**Objective**
Repeat the records word for word, excluding any picture.

**Data records**

........

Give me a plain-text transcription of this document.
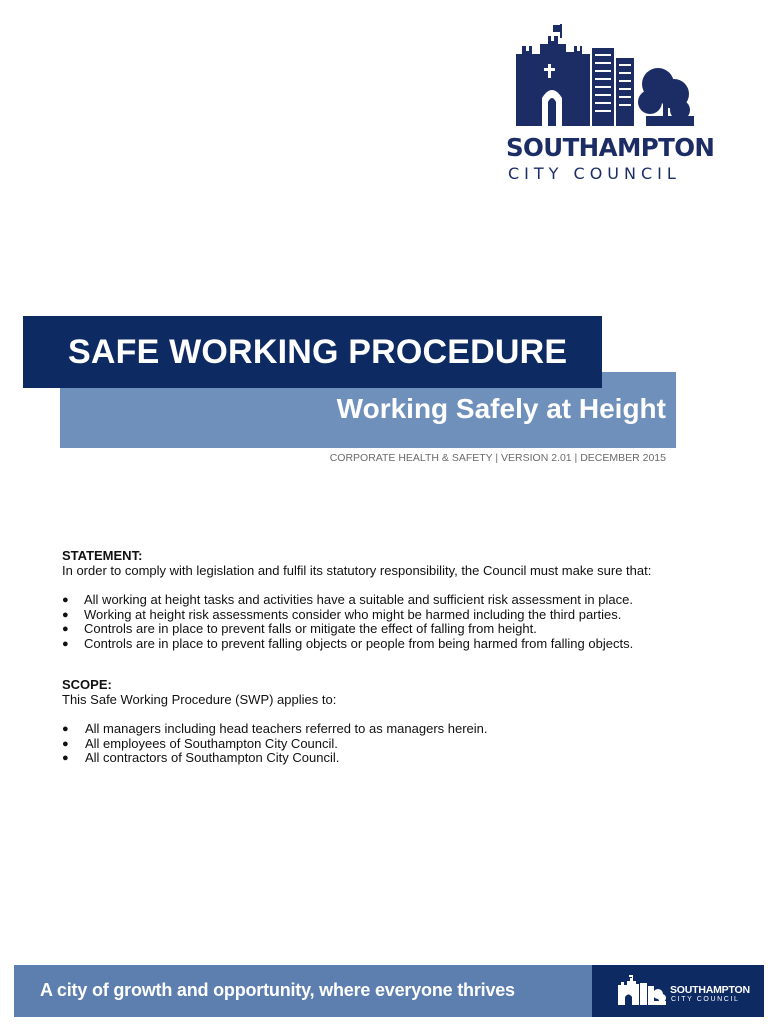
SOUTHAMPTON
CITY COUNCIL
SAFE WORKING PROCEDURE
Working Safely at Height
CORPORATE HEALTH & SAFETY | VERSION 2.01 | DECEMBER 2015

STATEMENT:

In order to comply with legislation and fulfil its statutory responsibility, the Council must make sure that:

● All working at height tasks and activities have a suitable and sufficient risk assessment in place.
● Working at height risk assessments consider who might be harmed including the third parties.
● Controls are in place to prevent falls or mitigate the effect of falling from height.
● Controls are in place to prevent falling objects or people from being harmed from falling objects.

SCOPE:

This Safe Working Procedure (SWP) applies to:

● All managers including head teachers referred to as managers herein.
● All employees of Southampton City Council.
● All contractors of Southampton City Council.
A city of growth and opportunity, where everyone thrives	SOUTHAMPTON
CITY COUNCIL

........

**Response**
Give me a plain-text transcription of this document.
SOUTHAMPTON
CITY COUNCIL
SAFE WORKING PROCEDURE
Working Safely at Height
CORPORATE HEALTH & SAFETY | VERSION 2.01 | DECEMBER 2015

STATEMENT:

In order to comply with legislation and fulfil its statutory responsibility, the Council must make sure that:

● All working at height tasks and activities have a suitable and sufficient risk assessment in place.
● Working at height risk assessments consider who might be harmed including the third parties.
● Controls are in place to prevent falls or mitigate the effect of falling from height.
● Controls are in place to prevent falling objects or people from being harmed from falling objects.

SCOPE:

This Safe Working Procedure (SWP) applies to:

● All managers including head teachers referred to as managers herein.
● All employees of Southampton City Council.
● All contractors of Southampton City Council.
A city of growth and opportunity, where everyone thrives	SOUTHAMPTON
CITY COUNCIL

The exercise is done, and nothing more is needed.